(begin)

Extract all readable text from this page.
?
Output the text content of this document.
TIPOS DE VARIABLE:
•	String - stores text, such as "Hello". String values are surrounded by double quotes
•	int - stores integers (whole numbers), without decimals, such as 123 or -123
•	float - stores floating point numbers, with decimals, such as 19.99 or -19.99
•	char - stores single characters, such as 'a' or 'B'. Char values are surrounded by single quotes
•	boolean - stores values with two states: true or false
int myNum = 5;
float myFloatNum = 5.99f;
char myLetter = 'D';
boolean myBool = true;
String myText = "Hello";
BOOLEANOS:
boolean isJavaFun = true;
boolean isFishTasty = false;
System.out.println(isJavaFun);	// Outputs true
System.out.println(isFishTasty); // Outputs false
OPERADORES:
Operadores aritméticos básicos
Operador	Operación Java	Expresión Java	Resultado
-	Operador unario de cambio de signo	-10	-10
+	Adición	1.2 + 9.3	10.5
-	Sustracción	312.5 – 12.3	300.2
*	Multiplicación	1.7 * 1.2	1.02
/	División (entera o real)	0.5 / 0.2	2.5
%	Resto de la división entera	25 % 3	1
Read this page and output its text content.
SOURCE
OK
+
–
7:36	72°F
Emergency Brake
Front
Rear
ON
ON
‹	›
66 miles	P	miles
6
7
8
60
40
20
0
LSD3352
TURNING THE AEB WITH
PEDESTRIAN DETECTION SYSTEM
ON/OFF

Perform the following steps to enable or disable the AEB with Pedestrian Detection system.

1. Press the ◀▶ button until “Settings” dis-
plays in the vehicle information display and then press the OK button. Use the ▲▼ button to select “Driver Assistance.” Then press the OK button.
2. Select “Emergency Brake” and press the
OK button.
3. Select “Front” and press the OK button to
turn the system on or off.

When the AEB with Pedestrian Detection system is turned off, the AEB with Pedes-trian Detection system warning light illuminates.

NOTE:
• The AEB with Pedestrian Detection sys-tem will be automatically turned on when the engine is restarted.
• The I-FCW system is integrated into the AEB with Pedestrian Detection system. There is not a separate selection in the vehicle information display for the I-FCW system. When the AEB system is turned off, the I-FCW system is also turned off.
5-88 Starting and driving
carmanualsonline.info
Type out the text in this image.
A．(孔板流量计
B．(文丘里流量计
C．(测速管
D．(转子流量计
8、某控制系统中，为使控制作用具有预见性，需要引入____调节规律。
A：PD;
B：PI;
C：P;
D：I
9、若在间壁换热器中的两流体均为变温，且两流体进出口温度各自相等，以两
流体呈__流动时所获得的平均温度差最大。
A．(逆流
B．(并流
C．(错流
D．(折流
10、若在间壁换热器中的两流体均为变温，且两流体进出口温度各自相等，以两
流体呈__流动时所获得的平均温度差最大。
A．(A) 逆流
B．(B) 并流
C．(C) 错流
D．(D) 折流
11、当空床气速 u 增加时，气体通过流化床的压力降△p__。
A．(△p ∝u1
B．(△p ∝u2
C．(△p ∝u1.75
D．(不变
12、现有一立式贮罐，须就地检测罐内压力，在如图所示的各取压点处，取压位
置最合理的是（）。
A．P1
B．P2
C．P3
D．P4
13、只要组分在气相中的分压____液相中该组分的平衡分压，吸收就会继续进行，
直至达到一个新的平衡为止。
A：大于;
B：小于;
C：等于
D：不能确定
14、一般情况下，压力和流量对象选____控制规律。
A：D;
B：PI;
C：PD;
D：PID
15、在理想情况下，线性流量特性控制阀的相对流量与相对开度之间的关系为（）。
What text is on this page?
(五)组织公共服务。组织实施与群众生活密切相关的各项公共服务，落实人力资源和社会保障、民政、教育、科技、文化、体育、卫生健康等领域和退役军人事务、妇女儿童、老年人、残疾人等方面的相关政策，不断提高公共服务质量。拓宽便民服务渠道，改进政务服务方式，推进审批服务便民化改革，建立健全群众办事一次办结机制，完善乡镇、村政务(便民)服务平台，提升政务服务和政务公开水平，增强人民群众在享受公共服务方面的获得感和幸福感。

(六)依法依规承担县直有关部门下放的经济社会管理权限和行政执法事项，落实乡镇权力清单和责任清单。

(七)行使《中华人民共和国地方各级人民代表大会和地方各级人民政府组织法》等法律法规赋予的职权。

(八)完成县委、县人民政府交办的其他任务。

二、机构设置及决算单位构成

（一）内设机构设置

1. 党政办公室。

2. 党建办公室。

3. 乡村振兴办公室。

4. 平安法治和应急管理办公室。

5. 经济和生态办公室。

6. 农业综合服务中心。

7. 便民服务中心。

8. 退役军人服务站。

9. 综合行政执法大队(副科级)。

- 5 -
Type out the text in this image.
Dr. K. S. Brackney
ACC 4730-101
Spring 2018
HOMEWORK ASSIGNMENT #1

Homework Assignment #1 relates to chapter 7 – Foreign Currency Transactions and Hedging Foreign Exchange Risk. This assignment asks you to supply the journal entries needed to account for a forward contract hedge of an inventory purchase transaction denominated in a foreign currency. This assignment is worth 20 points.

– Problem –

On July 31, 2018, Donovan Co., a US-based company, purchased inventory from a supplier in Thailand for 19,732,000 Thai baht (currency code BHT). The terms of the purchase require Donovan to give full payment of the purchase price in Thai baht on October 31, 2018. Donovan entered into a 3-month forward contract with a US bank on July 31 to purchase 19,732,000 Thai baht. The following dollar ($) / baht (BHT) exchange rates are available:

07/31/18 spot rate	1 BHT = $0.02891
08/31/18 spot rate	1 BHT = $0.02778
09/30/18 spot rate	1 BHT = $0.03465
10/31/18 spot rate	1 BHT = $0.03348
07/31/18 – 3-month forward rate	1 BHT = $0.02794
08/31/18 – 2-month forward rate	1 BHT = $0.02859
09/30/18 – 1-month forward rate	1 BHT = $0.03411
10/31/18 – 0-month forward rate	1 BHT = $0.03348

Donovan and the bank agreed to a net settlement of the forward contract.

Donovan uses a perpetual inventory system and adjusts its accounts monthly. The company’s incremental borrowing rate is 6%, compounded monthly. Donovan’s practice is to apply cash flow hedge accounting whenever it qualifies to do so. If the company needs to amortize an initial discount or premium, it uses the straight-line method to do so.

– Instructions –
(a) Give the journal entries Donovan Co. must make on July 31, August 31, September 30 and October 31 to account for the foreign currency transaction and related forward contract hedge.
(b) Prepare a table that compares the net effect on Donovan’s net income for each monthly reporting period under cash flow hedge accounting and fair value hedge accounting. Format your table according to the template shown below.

(end)

What is expected:
Scan the material line by line and report each one that contains "entera".

Expected output:
/	División (entera o real)	0.5 / 0.2	2.5
%	Resto de la división entera	25 % 3	1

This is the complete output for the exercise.